Saved entries:
......

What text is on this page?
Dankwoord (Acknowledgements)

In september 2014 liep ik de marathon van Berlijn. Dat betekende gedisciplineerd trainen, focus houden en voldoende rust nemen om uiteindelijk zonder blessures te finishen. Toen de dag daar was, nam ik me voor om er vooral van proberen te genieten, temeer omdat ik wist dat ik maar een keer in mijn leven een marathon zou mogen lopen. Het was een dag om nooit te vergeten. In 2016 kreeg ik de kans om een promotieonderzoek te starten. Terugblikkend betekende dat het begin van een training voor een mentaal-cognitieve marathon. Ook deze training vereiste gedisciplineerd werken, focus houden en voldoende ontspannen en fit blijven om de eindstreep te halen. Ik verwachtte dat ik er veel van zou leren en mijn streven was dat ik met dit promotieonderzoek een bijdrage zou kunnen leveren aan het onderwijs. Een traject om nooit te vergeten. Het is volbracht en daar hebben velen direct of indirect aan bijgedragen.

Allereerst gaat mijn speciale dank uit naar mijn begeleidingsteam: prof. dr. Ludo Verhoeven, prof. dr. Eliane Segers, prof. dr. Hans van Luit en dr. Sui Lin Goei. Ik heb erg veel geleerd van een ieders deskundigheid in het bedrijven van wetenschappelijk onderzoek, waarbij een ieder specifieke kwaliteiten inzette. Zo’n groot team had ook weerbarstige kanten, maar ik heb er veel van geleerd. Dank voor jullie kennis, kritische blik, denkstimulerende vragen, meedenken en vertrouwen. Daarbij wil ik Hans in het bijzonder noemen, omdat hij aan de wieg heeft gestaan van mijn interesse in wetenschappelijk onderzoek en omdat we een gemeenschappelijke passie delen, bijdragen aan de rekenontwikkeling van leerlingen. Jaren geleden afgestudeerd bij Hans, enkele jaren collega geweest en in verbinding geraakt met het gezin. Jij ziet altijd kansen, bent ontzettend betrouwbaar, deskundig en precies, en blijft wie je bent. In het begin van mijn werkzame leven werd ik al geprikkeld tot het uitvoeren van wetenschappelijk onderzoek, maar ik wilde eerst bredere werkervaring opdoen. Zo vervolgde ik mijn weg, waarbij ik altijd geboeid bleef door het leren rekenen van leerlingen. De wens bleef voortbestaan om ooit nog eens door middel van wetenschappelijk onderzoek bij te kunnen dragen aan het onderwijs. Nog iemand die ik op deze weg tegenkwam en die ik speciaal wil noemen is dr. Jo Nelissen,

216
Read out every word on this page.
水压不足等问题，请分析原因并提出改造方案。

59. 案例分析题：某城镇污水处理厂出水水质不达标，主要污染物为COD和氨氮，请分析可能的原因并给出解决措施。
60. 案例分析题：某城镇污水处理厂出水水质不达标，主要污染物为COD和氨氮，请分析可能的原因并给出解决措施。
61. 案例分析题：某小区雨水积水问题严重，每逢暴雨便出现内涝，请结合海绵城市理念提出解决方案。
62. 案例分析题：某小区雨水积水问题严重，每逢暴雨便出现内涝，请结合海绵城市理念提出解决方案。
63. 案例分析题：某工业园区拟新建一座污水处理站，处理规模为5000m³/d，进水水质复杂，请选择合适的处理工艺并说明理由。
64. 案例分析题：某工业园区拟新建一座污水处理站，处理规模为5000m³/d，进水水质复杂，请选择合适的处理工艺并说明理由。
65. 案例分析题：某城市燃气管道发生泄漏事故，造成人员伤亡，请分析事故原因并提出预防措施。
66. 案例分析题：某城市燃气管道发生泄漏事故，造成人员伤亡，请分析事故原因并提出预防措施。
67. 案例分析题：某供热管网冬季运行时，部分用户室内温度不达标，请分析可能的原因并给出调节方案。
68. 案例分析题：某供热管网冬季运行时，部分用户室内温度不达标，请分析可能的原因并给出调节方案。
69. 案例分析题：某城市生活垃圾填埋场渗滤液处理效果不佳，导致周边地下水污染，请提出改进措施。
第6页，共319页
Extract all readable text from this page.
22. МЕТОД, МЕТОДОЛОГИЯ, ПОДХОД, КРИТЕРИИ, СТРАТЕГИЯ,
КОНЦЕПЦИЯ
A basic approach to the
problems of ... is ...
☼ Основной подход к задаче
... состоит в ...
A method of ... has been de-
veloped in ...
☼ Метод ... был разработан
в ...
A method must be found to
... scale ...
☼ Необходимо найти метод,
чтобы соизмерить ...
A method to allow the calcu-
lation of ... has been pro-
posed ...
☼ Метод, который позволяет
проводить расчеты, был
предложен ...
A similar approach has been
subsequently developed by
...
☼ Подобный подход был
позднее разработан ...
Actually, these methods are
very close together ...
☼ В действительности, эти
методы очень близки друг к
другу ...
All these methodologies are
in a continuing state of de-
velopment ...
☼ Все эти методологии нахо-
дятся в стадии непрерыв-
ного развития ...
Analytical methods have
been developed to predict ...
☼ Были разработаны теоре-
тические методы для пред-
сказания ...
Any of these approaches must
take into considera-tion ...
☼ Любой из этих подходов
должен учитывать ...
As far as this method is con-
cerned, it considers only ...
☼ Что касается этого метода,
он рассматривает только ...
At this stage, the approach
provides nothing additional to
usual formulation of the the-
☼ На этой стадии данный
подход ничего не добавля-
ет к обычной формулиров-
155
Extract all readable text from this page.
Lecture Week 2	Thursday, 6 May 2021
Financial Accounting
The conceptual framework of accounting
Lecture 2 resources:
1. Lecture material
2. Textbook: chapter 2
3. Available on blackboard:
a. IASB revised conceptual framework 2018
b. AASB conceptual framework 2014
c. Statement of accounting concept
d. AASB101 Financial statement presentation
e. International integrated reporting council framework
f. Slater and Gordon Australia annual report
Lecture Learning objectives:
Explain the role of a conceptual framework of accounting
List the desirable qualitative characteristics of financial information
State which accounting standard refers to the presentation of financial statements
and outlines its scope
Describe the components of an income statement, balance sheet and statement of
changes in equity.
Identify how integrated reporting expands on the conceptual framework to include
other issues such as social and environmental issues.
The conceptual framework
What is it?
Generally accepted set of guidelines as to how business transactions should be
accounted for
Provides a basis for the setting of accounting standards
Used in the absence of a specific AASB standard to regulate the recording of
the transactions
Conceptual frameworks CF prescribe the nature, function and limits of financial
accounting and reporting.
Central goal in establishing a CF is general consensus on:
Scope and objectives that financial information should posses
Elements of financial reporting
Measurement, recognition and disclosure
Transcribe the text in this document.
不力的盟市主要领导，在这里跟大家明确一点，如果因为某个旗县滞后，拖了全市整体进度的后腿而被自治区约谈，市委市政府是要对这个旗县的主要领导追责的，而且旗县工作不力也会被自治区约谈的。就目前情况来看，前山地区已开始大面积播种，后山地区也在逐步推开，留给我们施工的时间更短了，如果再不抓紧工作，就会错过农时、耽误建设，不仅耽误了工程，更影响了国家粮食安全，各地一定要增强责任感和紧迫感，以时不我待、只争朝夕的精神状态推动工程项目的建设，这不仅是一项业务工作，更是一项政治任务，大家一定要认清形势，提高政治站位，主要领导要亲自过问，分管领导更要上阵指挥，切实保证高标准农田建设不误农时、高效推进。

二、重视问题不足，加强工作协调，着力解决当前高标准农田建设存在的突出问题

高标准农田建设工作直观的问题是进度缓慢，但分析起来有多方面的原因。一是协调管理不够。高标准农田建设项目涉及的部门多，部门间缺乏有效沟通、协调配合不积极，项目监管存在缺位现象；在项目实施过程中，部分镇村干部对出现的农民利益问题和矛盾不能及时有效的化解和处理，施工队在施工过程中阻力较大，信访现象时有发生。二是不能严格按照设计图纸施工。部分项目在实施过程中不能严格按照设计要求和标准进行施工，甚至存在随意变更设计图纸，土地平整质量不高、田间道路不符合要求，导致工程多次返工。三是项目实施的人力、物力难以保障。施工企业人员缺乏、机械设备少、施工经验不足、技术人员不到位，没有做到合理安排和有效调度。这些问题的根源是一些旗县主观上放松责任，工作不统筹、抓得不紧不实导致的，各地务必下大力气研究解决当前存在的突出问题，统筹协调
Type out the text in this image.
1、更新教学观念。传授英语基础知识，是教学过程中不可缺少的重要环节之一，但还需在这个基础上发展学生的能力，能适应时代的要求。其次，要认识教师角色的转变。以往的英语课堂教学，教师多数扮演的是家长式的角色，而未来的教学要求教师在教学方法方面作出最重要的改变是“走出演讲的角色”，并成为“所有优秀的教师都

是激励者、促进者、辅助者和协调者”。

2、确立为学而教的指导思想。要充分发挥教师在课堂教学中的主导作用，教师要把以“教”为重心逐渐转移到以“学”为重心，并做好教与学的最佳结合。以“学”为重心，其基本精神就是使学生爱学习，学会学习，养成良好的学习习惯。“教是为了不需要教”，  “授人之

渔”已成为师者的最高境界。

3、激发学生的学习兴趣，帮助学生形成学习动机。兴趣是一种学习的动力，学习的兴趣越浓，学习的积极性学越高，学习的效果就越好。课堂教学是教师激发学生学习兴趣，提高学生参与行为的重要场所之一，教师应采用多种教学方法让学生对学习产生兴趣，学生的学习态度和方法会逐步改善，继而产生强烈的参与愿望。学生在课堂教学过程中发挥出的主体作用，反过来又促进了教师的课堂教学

......

_What to produce:_ State the number of lines above that hold the string "this", with nothing added.

_Written answer:_ 8